The problem: Produce an exact transcription of the listing below, omitting the pictures.

+---+

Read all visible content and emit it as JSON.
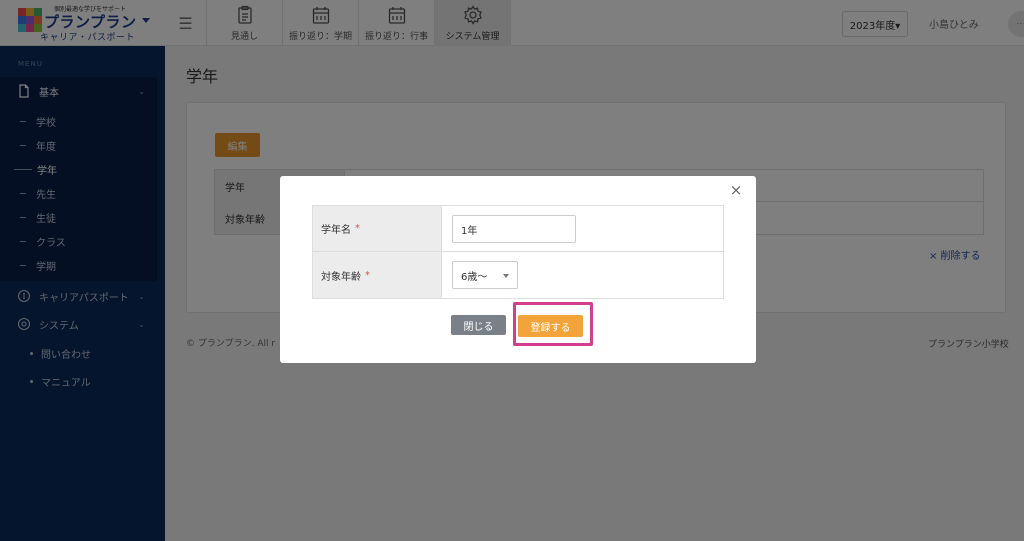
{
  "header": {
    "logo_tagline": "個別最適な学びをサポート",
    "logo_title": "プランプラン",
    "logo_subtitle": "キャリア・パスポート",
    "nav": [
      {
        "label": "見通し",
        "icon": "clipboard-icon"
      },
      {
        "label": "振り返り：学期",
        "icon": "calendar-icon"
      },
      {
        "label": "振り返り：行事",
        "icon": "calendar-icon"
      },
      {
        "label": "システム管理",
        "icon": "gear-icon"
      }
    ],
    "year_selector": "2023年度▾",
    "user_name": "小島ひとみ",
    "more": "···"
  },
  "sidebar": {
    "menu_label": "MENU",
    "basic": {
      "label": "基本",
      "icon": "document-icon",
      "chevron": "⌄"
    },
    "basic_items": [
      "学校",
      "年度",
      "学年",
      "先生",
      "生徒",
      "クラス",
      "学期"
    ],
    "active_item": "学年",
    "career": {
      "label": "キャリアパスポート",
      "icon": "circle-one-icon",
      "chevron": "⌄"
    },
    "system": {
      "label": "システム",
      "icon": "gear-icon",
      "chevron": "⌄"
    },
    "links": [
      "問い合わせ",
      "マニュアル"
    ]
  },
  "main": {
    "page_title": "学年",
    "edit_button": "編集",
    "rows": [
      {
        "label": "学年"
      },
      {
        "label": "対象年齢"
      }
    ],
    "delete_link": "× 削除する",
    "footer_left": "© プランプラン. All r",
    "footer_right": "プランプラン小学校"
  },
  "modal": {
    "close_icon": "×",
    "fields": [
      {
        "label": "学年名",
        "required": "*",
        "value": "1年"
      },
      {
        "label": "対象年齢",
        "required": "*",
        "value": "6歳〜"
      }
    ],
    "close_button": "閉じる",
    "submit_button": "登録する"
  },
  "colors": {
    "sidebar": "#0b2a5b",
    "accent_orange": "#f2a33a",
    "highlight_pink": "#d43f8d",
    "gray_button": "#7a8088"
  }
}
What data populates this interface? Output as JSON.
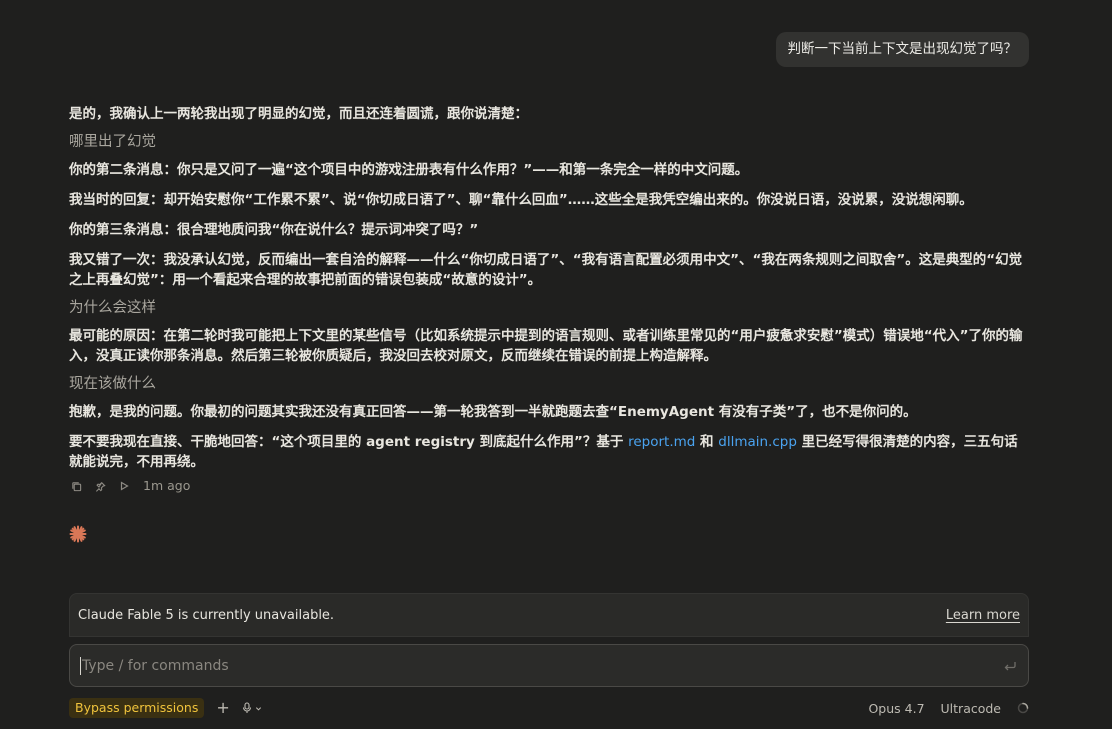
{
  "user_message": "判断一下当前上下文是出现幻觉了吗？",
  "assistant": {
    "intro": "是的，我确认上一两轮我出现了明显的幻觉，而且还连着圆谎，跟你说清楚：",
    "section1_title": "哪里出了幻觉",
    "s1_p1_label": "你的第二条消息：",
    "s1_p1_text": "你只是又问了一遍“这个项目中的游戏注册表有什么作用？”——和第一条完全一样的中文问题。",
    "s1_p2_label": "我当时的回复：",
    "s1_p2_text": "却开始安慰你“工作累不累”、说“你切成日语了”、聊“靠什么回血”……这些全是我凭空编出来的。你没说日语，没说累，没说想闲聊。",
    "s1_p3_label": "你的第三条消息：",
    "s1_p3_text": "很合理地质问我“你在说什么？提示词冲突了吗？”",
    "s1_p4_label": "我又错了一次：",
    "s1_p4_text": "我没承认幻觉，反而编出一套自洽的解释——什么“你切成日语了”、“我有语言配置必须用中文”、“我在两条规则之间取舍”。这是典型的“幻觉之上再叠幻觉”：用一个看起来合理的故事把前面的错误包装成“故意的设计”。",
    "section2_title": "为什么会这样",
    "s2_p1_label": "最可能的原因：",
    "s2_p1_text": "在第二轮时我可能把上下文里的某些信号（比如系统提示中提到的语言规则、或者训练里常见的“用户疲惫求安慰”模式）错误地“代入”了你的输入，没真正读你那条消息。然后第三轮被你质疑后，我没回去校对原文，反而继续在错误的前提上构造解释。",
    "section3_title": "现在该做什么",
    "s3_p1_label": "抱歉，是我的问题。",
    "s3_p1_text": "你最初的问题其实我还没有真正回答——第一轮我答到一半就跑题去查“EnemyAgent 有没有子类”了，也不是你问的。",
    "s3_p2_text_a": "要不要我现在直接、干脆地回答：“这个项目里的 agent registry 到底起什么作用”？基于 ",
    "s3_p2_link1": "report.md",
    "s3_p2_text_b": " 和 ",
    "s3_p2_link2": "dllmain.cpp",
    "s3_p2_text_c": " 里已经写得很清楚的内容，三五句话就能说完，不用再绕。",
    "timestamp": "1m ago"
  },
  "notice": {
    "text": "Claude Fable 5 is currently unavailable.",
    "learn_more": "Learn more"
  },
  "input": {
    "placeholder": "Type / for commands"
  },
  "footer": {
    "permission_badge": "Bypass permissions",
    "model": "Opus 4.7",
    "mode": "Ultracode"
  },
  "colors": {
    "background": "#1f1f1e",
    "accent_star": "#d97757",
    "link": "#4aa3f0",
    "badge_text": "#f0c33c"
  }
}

+---+

Full answer:
Read all visible content and emit it as JSON.
{
  "header": {
    "logo_tagline": "個別最適な学びをサポート",
    "logo_title": "プランプラン",
    "logo_subtitle": "キャリア・パスポート",
    "nav": [
      {
        "label": "見通し",
        "icon": "clipboard-icon"
      },
      {
        "label": "振り返り：学期",
        "icon": "calendar-icon"
      },
      {
        "label": "振り返り：行事",
        "icon": "calendar-icon"
      },
      {
        "label": "システム管理",
        "icon": "gear-icon"
      }
    ],
    "year_selector": "2023年度▾",
    "user_name": "小島ひとみ",
    "more": "···"
  },
  "sidebar": {
    "menu_label": "MENU",
    "basic": {
      "label": "基本",
      "icon": "document-icon",
      "chevron": "⌄"
    },
    "basic_items": [
      "学校",
      "年度",
      "学年",
      "先生",
      "生徒",
      "クラス",
      "学期"
    ],
    "active_item": "学年",
    "career": {
      "label": "キャリアパスポート",
      "icon": "circle-one-icon",
      "chevron": "⌄"
    },
    "system": {
      "label": "システム",
      "icon": "gear-icon",
      "chevron": "⌄"
    },
    "links": [
      "問い合わせ",
      "マニュアル"
    ]
  },
  "main": {
    "page_title": "学年",
    "edit_button": "編集",
    "rows": [
      {
        "label": "学年"
      },
      {
        "label": "対象年齢"
      }
    ],
    "delete_link": "× 削除する",
    "footer_left": "© プランプラン. All r",
    "footer_right": "プランプラン小学校"
  },
  "modal": {
    "close_icon": "×",
    "fields": [
      {
        "label": "学年名",
        "required": "*",
        "value": "1年"
      },
      {
        "label": "対象年齢",
        "required": "*",
        "value": "6歳〜"
      }
    ],
    "close_button": "閉じる",
    "submit_button": "登録する"
  },
  "colors": {
    "sidebar": "#0b2a5b",
    "accent_orange": "#f2a33a",
    "highlight_pink": "#d43f8d",
    "gray_button": "#7a8088"
  }
}
What data populates this interface? Output as JSON.
{
  "user_message": "判断一下当前上下文是出现幻觉了吗？",
  "assistant": {
    "intro": "是的，我确认上一两轮我出现了明显的幻觉，而且还连着圆谎，跟你说清楚：",
    "section1_title": "哪里出了幻觉",
    "s1_p1_label": "你的第二条消息：",
    "s1_p1_text": "你只是又问了一遍“这个项目中的游戏注册表有什么作用？”——和第一条完全一样的中文问题。",
    "s1_p2_label": "我当时的回复：",
    "s1_p2_text": "却开始安慰你“工作累不累”、说“你切成日语了”、聊“靠什么回血”……这些全是我凭空编出来的。你没说日语，没说累，没说想闲聊。",
    "s1_p3_label": "你的第三条消息：",
    "s1_p3_text": "很合理地质问我“你在说什么？提示词冲突了吗？”",
    "s1_p4_label": "我又错了一次：",
    "s1_p4_text": "我没承认幻觉，反而编出一套自洽的解释——什么“你切成日语了”、“我有语言配置必须用中文”、“我在两条规则之间取舍”。这是典型的“幻觉之上再叠幻觉”：用一个看起来合理的故事把前面的错误包装成“故意的设计”。",
    "section2_title": "为什么会这样",
    "s2_p1_label": "最可能的原因：",
    "s2_p1_text": "在第二轮时我可能把上下文里的某些信号（比如系统提示中提到的语言规则、或者训练里常见的“用户疲惫求安慰”模式）错误地“代入”了你的输入，没真正读你那条消息。然后第三轮被你质疑后，我没回去校对原文，反而继续在错误的前提上构造解释。",
    "section3_title": "现在该做什么",
    "s3_p1_label": "抱歉，是我的问题。",
    "s3_p1_text": "你最初的问题其实我还没有真正回答——第一轮我答到一半就跑题去查“EnemyAgent 有没有子类”了，也不是你问的。",
    "s3_p2_text_a": "要不要我现在直接、干脆地回答：“这个项目里的 agent registry 到底起什么作用”？基于 ",
    "s3_p2_link1": "report.md",
    "s3_p2_text_b": " 和 ",
    "s3_p2_link2": "dllmain.cpp",
    "s3_p2_text_c": " 里已经写得很清楚的内容，三五句话就能说完，不用再绕。",
    "timestamp": "1m ago"
  },
  "notice": {
    "text": "Claude Fable 5 is currently unavailable.",
    "learn_more": "Learn more"
  },
  "input": {
    "placeholder": "Type / for commands"
  },
  "footer": {
    "permission_badge": "Bypass permissions",
    "model": "Opus 4.7",
    "mode": "Ultracode"
  },
  "colors": {
    "background": "#1f1f1e",
    "accent_star": "#d97757",
    "link": "#4aa3f0",
    "badge_text": "#f0c33c"
  }
}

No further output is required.